TEXT PROVIDED —
━━━━━━━━━━━━━━━━

This code was removed to allow push to github (secret information)

## Extract data from ./data/ folder

In [30]:
all_files = glob.glob('./data/*')

# Output the list of files
for file in all_files:
    print(file)

./data/used_car_prices1.csv
./data/used_car_prices2.csv
./data/used_car_prices3.csv
./data/used_car_prices1.json
./data/used_car_prices3.xml
./data/used_car_prices2.xml
./data/used_car_prices3.json
./data/used_car_prices1.xml
./data/used_car_prices2.json


### Function to extract data from one .csv file

In [32]:
def extract_from_csv(file_to_process: str) -> pd.DataFrame:
    dataframe = pd.read_csv(file_to_process)
    return dataframe

### Function to extract data from one .json file

In [34]:
def extract_from_json(file_to_process: str) -> pd.DataFrame:
    dataframe = pd.read_json(file_to_process, lines=True)

━━━━━━━━━━━━━━━━

DATA BLOCK —
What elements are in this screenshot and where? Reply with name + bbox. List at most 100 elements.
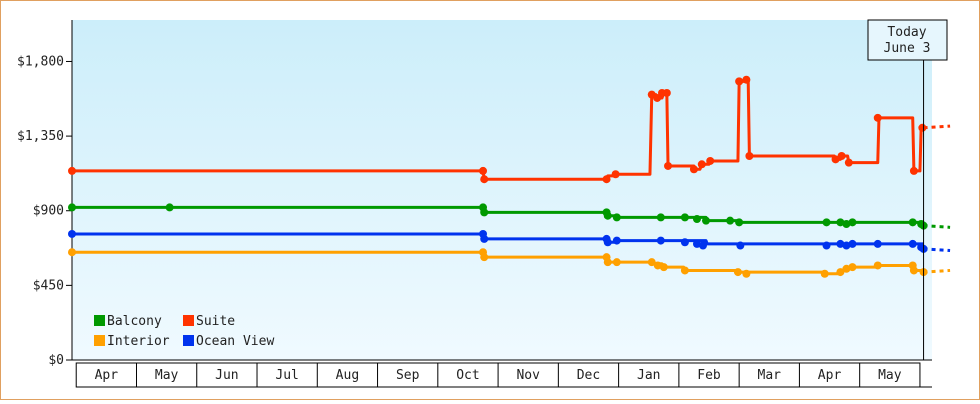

━━━━━━━━━━━━━━━━

EXERCISE REQUIREMENTS —
Reproduce the passage of the data extraction code above, from "### Function to extract data from one .csv" up to and including "dataframe = pd.read_json(file_to_process, lines=True)".

COMPLETE OUTPUT —
### Function to extract data from one .csv file

In [32]:
def extract_from_csv(file_to_process: str) -> pd.DataFrame:
    dataframe = pd.read_csv(file_to_process)
    return dataframe

### Function to extract data from one .json file

In [34]:
def extract_from_json(file_to_process: str) -> pd.DataFrame:
    dataframe = pd.read_json(file_to_process, lines=True)